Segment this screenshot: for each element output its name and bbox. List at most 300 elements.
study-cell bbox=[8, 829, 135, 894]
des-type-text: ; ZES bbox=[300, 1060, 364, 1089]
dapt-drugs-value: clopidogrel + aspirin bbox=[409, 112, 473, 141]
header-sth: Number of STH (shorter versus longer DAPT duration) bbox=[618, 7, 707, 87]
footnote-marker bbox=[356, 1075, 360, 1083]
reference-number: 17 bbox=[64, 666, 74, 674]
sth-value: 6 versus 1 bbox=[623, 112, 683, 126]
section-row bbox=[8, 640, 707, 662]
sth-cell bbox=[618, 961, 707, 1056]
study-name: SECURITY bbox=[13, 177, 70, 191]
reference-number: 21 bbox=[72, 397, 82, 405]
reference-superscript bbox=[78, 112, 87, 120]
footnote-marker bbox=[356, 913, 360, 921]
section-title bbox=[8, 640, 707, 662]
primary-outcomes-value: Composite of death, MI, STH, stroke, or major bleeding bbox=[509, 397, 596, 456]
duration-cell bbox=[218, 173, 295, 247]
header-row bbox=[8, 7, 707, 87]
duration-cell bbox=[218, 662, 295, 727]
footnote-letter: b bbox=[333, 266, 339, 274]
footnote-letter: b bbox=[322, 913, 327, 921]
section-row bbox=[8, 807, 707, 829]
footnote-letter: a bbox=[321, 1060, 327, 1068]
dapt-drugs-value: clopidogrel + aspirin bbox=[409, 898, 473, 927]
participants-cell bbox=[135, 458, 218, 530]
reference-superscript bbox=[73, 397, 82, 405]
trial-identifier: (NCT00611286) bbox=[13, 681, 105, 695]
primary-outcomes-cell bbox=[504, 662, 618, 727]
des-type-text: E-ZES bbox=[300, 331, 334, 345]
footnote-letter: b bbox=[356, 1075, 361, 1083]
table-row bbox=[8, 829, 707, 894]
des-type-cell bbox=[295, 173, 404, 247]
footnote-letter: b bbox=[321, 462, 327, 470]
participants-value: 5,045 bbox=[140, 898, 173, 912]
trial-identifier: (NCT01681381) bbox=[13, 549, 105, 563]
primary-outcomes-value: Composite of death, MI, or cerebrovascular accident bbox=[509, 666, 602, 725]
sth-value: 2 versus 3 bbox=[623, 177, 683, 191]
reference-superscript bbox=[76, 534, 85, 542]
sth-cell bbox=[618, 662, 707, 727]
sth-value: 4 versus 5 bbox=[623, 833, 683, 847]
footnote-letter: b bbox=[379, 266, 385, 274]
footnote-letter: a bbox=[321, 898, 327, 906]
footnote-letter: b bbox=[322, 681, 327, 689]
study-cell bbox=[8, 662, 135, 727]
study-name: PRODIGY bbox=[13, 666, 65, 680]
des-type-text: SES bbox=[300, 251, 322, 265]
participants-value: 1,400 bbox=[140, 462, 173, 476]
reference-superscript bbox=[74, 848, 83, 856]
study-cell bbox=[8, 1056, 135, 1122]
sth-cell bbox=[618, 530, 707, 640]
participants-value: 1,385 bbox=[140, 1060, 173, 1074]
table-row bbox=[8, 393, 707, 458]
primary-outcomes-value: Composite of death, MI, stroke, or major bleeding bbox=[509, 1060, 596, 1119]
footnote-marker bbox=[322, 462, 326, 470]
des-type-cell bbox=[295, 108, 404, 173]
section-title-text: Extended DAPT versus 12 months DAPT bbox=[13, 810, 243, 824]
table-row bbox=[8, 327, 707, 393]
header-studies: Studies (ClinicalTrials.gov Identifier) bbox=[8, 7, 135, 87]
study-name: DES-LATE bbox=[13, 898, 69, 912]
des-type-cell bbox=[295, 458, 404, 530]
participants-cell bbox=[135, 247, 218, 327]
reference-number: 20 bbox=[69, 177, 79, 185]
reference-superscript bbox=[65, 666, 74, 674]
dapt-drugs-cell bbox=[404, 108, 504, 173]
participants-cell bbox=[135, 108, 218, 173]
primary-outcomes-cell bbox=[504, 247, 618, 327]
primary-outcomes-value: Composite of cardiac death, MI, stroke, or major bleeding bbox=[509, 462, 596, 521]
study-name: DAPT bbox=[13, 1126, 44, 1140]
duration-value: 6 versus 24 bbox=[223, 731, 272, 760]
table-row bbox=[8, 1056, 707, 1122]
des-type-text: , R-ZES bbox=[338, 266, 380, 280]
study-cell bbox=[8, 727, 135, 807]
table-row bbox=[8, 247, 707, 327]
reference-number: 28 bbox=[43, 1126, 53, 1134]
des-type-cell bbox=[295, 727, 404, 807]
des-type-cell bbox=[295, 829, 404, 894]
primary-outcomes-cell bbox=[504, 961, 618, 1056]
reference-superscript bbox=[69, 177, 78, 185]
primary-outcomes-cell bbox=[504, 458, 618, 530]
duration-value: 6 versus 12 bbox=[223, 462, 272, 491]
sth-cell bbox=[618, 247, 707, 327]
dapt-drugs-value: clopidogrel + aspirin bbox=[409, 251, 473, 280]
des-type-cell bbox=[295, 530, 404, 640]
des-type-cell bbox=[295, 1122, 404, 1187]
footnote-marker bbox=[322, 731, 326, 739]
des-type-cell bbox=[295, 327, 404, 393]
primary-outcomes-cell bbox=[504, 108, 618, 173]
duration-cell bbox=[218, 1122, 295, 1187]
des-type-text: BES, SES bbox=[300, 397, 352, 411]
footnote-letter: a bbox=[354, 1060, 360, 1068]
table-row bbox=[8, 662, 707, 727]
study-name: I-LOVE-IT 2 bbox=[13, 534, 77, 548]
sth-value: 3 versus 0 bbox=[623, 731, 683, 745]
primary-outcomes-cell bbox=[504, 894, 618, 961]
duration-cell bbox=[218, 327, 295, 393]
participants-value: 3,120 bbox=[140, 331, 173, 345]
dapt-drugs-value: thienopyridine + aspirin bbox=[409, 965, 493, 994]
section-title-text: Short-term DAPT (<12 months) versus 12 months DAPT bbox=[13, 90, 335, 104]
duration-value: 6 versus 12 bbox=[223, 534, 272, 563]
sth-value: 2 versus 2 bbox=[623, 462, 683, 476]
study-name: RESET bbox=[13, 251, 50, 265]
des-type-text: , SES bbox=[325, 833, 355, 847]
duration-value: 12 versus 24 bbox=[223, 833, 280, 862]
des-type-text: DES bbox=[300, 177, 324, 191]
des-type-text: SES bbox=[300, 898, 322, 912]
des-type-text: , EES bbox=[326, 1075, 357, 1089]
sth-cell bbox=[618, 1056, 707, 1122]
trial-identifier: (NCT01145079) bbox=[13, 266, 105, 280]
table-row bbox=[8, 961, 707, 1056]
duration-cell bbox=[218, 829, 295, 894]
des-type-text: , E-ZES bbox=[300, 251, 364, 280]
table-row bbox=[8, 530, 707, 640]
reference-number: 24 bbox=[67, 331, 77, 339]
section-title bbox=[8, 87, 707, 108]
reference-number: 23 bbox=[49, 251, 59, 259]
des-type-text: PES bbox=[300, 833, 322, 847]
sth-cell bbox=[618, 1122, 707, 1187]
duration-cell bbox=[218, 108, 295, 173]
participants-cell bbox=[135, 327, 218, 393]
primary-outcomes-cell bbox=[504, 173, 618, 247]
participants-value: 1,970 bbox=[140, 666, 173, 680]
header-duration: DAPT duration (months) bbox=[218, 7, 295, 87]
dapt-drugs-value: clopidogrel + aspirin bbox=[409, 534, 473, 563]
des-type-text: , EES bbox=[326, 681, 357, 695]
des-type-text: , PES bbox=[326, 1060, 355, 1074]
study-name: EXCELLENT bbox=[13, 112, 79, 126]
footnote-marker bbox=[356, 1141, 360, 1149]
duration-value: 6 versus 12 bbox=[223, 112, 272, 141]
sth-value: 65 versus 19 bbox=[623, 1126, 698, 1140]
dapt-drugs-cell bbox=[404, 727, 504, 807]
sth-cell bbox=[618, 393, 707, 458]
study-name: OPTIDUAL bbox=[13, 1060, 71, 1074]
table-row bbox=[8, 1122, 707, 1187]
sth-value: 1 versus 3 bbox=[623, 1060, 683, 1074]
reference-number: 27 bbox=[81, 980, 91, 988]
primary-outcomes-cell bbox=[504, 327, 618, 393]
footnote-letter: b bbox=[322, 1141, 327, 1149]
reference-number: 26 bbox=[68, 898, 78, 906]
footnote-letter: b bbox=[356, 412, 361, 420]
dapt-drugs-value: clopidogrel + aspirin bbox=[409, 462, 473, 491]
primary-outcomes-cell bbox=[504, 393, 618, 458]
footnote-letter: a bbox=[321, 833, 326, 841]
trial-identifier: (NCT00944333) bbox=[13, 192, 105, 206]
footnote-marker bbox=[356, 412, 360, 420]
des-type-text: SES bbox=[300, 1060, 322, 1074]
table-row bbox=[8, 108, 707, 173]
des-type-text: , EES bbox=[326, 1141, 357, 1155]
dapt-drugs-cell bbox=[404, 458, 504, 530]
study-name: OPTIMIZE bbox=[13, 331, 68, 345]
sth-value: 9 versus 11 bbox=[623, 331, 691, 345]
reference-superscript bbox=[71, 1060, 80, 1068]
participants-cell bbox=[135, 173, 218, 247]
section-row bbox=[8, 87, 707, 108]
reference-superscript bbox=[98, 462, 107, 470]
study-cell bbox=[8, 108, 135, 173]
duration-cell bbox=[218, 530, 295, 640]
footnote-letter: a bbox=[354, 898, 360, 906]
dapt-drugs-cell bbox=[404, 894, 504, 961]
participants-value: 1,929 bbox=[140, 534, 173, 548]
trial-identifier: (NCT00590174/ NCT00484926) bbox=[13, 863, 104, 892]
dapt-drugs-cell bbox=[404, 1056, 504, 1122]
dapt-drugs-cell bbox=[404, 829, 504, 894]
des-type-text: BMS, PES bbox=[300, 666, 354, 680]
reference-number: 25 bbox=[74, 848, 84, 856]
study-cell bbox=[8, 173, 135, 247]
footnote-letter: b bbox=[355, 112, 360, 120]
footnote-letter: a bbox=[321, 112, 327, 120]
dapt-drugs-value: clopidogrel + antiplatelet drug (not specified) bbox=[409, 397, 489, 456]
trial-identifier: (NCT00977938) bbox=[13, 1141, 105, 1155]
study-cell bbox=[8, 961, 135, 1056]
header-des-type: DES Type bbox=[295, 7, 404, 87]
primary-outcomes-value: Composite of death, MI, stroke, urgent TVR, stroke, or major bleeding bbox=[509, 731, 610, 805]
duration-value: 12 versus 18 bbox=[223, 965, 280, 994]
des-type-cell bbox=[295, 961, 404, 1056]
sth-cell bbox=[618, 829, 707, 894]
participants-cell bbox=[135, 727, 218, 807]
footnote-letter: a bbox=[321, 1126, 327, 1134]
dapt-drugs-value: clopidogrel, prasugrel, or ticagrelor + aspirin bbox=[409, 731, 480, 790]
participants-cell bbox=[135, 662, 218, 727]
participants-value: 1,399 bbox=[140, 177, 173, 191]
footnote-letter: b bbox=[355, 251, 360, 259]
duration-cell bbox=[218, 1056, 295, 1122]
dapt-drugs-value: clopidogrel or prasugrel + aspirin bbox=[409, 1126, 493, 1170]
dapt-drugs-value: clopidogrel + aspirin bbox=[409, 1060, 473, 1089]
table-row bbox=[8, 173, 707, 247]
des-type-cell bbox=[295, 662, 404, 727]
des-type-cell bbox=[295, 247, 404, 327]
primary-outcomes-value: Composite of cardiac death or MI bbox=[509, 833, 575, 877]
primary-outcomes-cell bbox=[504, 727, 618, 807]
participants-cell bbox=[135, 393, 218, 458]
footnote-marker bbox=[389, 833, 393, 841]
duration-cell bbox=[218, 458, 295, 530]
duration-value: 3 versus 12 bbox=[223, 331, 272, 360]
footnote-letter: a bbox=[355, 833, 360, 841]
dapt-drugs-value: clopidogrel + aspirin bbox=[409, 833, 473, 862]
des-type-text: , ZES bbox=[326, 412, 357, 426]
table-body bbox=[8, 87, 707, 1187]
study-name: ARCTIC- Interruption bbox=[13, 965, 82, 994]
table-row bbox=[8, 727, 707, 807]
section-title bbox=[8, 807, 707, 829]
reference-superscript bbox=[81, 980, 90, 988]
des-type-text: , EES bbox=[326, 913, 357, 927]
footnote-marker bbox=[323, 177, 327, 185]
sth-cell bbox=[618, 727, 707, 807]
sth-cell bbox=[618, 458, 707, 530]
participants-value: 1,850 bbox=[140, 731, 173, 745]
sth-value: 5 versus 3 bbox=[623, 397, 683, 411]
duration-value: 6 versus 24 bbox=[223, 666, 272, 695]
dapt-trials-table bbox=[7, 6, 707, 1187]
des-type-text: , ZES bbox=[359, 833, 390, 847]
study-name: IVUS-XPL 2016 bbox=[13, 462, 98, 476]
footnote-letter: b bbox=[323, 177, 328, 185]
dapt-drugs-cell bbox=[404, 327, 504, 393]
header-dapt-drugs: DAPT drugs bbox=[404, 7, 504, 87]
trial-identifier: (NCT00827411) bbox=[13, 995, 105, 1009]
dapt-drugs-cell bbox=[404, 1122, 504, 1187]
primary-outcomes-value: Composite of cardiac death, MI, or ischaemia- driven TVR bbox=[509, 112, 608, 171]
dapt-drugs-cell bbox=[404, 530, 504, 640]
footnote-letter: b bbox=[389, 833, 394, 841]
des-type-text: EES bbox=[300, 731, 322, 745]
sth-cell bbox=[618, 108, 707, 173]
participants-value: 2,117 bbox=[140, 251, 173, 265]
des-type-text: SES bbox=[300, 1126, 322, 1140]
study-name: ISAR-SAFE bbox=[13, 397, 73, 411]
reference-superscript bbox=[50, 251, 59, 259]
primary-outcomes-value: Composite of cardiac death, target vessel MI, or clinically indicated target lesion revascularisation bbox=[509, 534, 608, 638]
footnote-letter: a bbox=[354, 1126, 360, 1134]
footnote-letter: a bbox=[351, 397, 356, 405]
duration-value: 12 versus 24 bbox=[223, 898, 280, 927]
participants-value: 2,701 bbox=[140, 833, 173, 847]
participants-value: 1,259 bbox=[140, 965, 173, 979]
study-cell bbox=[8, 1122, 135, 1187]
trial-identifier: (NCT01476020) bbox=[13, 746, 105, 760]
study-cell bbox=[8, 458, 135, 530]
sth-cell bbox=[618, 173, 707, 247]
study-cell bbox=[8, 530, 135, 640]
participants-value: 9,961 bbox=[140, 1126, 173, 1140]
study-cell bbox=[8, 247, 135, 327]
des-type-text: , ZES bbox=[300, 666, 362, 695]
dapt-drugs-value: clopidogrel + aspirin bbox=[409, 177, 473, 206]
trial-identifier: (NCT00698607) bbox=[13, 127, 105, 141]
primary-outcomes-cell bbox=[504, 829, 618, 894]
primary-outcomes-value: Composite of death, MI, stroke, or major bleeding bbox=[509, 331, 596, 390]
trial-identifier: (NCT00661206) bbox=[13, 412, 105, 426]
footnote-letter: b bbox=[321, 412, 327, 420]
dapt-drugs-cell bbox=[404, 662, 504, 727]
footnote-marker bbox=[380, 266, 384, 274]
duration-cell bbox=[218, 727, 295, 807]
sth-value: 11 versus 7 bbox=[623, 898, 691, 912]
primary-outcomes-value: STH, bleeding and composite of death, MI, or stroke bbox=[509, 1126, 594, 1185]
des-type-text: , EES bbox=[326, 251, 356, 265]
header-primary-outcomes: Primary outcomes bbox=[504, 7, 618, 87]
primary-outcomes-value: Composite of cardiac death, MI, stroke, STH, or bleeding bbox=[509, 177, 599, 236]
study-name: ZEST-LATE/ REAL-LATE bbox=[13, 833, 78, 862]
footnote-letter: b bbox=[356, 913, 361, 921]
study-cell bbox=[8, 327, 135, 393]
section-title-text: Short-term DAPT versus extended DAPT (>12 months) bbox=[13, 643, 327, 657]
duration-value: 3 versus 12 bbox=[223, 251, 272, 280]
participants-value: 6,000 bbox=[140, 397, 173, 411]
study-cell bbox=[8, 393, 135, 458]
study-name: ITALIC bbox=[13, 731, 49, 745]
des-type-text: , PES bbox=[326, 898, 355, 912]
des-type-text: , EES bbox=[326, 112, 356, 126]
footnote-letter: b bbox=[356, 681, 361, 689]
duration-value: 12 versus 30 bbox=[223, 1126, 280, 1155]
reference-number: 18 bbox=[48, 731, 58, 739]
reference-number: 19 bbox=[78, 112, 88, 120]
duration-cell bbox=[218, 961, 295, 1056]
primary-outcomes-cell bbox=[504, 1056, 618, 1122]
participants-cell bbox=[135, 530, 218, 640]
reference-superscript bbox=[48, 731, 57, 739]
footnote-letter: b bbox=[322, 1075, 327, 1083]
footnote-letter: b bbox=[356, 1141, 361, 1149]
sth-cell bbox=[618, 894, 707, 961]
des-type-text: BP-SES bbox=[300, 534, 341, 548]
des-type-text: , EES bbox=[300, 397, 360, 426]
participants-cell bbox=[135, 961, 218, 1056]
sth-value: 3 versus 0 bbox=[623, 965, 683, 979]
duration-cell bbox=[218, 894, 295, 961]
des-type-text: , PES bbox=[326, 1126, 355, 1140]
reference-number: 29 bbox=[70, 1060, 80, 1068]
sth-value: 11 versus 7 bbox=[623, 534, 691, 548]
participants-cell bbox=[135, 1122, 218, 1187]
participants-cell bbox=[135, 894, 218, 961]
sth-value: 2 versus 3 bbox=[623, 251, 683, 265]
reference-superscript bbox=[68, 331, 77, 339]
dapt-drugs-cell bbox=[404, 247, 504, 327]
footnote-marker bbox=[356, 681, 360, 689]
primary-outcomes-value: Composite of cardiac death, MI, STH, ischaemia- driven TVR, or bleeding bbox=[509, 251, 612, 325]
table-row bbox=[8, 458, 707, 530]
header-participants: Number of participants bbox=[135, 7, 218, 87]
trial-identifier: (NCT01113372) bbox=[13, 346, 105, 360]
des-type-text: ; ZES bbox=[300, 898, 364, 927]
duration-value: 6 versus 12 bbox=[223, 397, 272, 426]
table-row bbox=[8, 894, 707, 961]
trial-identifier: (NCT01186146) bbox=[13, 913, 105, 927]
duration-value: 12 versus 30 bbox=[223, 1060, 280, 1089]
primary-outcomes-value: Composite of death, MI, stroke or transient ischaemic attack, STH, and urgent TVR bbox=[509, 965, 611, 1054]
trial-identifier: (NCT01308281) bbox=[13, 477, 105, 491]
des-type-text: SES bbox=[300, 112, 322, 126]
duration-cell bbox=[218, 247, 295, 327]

§ Request
Convert everything from the first line of the data down to the line containing "footnote-marker bbox=[356, 1075, 360, 1083]", both ends included, into a JSON list of strings with one string per line and blank lines left out.

§ Result
[
  "Segment this screenshot: for each element output its name and bbox. List at most 300 elements.",
  "study-cell bbox=[8, 829, 135, 894]",
  "des-type-text: ; ZES bbox=[300, 1060, 364, 1089]",
  "dapt-drugs-value: clopidogrel + aspirin bbox=[409, 112, 473, 141]",
  "header-sth: Number of STH (shorter versus longer DAPT duration) bbox=[618, 7, 707, 87]",
  "footnote-marker bbox=[356, 1075, 360, 1083]"
]